→ Task directions
Count how many lines below contain the word "CLOSE", then give that number alone.

→ Material
* * * *
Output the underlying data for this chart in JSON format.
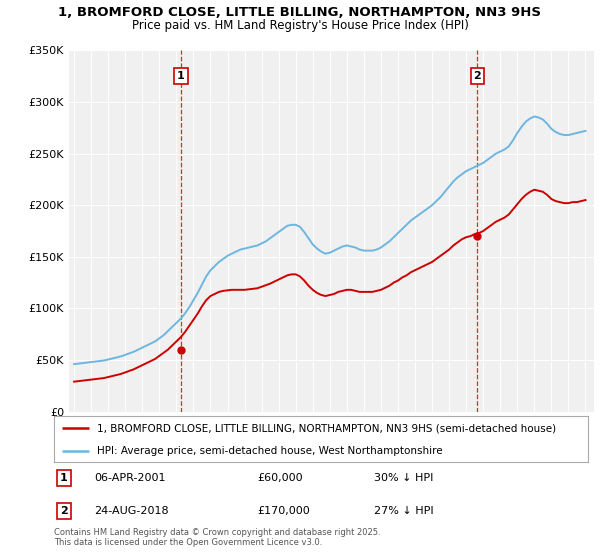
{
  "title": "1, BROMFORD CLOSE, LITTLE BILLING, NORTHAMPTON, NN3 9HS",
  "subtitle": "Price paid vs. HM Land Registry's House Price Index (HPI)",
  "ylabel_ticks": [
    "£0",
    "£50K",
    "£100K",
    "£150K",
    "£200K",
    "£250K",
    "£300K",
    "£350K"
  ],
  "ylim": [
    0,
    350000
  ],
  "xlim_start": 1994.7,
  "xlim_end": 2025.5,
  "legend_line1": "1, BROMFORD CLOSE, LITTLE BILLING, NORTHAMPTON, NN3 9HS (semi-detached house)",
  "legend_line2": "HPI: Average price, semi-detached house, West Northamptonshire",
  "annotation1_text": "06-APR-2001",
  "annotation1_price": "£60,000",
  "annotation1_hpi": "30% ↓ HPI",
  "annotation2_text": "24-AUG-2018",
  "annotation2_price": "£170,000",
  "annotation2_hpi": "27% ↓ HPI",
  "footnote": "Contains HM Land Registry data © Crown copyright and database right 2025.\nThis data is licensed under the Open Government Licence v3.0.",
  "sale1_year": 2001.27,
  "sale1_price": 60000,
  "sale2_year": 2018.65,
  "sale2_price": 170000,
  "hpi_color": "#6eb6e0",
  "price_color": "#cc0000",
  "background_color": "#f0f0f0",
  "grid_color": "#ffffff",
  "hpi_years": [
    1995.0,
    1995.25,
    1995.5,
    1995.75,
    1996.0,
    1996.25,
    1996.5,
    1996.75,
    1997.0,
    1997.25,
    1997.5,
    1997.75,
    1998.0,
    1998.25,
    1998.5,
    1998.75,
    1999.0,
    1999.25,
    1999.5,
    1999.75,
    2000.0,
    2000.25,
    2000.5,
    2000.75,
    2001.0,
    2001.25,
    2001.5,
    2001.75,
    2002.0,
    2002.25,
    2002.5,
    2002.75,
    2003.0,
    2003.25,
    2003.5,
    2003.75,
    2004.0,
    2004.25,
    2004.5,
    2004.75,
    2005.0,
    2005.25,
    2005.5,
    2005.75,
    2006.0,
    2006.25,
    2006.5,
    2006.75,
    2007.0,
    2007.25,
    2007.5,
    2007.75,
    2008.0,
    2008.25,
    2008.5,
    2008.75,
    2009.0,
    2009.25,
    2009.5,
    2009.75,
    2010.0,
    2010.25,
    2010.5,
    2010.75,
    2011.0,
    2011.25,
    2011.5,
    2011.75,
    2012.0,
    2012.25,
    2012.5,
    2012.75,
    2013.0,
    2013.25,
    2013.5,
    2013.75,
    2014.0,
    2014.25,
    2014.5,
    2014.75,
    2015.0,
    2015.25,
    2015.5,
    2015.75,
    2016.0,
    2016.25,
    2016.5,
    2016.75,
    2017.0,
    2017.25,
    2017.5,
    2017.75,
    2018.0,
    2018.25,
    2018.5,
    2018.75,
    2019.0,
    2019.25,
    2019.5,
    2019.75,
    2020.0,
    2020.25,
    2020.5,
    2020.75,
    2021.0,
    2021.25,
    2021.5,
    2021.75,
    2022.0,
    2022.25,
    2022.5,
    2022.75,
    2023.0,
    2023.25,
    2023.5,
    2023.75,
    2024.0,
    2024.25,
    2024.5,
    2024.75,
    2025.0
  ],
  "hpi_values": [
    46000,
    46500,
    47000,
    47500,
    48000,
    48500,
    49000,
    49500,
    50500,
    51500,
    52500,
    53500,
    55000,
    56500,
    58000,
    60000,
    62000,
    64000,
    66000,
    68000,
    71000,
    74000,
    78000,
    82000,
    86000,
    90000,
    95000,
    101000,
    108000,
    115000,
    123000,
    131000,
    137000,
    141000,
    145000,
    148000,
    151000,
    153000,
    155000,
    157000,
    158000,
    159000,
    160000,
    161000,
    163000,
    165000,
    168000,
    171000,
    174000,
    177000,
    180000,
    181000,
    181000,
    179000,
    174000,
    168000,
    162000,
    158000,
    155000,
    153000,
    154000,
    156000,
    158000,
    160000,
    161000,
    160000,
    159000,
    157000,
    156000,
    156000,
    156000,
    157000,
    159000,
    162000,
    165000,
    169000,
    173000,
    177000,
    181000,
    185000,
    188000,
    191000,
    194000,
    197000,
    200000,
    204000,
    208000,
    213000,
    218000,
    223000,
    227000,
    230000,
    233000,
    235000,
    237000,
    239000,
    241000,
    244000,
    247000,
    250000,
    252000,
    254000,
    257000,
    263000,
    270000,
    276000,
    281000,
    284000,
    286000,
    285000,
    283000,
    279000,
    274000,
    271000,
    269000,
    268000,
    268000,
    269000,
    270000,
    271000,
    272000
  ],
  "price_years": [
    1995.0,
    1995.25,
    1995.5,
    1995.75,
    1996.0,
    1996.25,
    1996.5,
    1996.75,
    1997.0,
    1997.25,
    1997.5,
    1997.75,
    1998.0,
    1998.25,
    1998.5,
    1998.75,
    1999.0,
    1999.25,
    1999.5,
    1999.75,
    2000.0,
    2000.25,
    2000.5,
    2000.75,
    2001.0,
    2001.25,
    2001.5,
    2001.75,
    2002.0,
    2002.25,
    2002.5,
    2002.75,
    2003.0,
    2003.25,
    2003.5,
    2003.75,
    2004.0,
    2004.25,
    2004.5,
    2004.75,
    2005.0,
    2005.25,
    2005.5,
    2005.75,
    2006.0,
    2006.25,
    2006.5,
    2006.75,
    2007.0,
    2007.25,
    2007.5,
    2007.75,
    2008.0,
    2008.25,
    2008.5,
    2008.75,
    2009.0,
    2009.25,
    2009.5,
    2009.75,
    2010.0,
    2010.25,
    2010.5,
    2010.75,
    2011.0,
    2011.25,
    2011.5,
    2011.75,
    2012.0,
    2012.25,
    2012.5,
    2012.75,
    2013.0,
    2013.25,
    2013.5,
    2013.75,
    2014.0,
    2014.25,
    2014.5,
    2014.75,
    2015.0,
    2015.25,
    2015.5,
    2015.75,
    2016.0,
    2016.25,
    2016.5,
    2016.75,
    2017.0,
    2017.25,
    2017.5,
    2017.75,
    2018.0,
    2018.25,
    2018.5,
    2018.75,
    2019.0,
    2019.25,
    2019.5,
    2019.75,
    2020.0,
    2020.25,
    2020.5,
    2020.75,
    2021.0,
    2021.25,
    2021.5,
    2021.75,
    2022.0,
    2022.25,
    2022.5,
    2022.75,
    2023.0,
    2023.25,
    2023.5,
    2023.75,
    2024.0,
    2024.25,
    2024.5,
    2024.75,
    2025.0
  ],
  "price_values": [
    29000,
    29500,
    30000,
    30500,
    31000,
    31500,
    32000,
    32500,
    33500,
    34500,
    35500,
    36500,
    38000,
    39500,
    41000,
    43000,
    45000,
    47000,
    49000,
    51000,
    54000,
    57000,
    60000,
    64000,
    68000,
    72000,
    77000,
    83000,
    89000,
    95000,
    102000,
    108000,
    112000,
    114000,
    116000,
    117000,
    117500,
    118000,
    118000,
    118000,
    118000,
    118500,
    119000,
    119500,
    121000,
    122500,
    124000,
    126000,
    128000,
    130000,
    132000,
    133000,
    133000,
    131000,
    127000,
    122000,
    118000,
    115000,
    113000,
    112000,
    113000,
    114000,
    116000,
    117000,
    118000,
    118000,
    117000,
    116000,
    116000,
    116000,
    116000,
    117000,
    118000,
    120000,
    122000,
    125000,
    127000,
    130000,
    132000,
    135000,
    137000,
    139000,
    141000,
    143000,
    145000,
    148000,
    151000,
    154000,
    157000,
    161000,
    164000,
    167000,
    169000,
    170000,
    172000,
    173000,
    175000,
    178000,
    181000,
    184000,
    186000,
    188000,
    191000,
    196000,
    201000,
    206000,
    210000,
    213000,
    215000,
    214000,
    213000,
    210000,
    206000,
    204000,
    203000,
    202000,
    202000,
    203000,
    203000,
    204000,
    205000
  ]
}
* * * *
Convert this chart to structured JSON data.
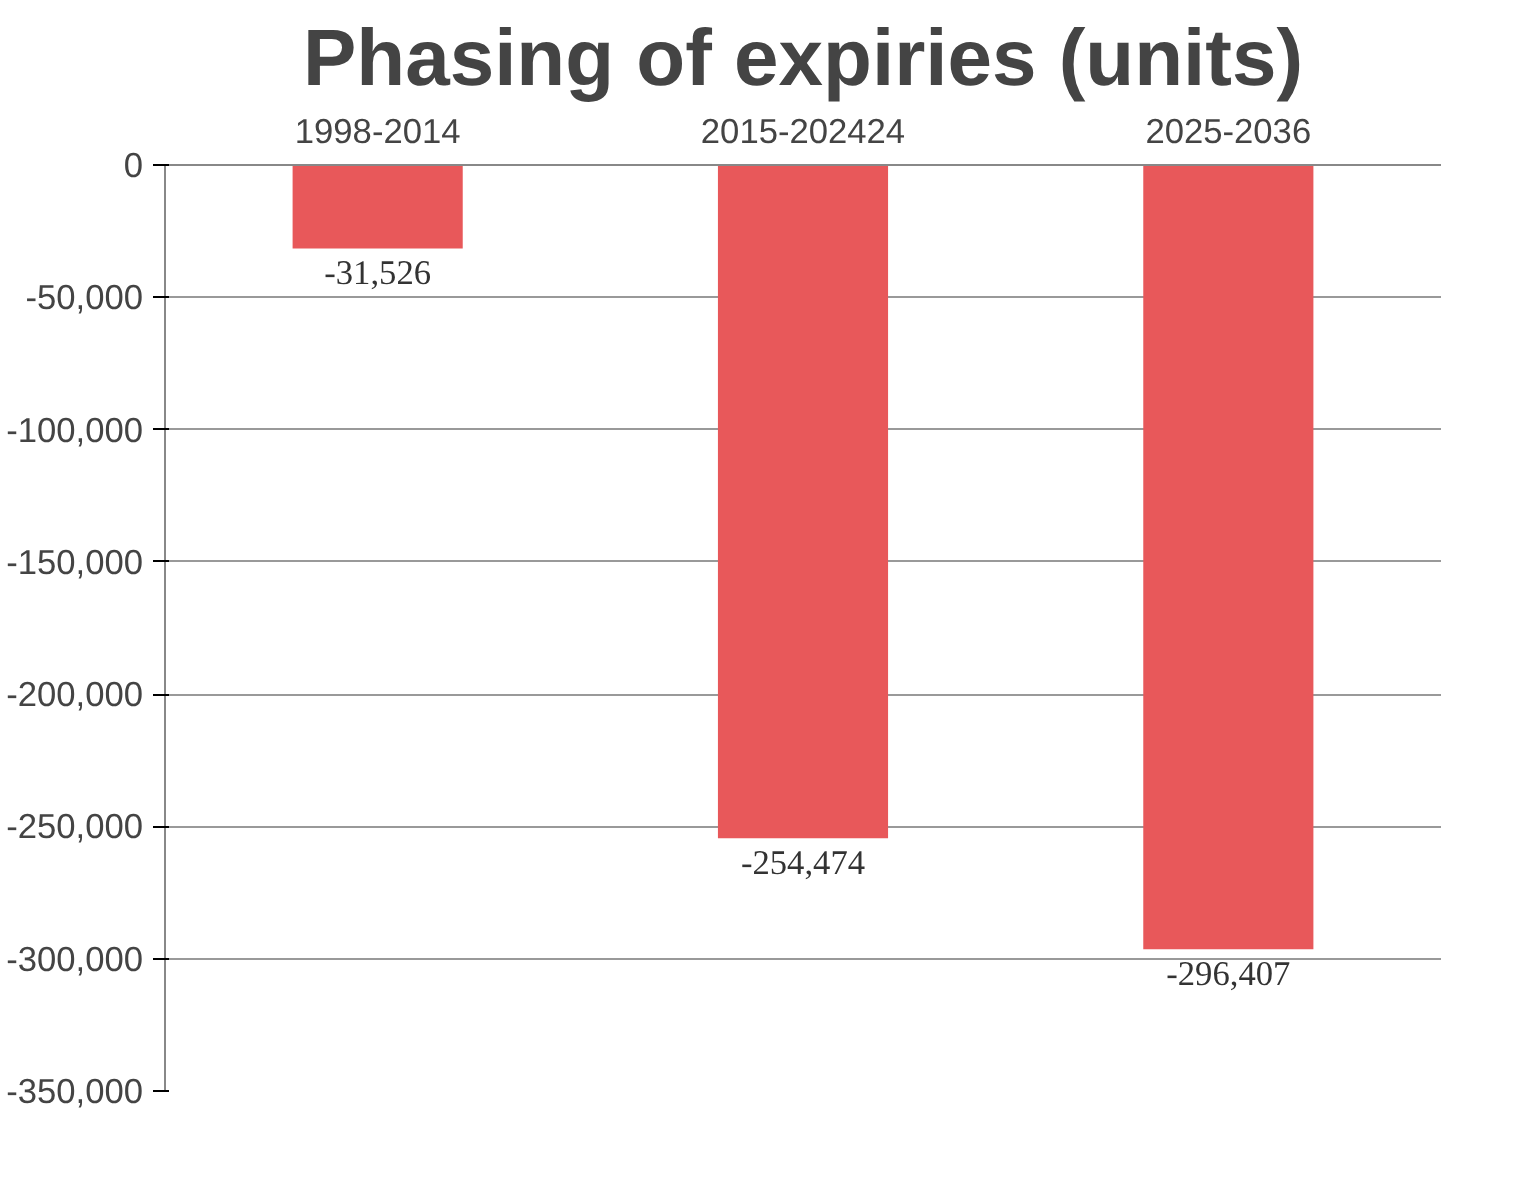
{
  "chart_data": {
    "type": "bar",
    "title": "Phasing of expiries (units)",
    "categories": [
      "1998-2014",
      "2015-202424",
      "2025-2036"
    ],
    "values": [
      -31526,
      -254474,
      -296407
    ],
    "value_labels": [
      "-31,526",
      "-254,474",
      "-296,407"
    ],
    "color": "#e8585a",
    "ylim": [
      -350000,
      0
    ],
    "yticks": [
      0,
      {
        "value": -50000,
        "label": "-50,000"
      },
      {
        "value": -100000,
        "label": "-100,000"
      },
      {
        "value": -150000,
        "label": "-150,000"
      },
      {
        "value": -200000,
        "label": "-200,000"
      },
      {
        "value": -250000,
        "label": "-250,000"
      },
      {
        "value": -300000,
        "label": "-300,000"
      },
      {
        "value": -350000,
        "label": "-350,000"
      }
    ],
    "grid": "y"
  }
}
* * * *
→ Task solution
2